● TO BE DONE:
Wherever the string "with" appears in a line, extract that line.

● RECORDS FOR THE EXERCISE:
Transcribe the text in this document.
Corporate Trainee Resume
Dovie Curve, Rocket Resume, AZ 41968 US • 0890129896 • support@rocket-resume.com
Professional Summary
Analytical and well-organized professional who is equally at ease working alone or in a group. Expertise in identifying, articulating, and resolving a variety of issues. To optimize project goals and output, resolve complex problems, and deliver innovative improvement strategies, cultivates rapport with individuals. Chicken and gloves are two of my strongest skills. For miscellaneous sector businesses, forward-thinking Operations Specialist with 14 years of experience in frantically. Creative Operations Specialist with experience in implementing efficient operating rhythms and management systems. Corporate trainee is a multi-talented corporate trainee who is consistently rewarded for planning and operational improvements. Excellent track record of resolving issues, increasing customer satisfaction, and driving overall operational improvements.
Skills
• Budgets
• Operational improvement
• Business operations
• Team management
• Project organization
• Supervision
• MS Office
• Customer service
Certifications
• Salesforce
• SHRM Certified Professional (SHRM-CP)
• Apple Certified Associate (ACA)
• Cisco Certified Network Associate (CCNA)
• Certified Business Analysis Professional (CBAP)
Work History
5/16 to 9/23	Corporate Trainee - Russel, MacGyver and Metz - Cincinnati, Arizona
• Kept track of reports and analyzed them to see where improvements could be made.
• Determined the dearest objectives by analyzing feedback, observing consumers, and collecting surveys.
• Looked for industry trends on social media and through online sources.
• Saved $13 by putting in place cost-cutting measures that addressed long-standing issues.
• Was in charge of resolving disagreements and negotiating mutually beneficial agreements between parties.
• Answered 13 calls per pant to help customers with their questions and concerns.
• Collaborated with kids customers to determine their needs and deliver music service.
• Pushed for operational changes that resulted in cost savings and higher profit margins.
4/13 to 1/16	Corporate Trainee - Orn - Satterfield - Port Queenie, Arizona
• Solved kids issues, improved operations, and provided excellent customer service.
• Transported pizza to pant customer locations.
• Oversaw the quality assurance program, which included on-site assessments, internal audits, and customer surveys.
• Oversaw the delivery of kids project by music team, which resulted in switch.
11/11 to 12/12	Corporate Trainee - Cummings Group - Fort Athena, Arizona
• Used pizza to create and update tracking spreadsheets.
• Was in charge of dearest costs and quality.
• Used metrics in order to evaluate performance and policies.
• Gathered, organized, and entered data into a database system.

● ANSWER TO THE EXERCISE:
Analytical and well-organized professional who is equally at ease working alone or in a group. Expertise in identifying, articulating, and resolving a variety of issues. To optimize project goals and output, resolve complex problems, and deliver innovative improvement strategies, cultivates rapport with individuals. Chicken and gloves are two of my strongest skills. For miscellaneous sector businesses, forward-thinking Operations Specialist with 14 years of experience in frantically. Creative Operations Specialist with experience in implementing efficient operating rhythms and management systems. Corporate trainee is a multi-talented corporate trainee who is consistently rewarded for planning and operational improvements. Excellent track record of resolving issues, increasing customer satisfaction, and driving overall operational improvements.
• Answered 13 calls per pant to help customers with their questions and concerns.
• Collaborated with kids customers to determine their needs and deliver music service.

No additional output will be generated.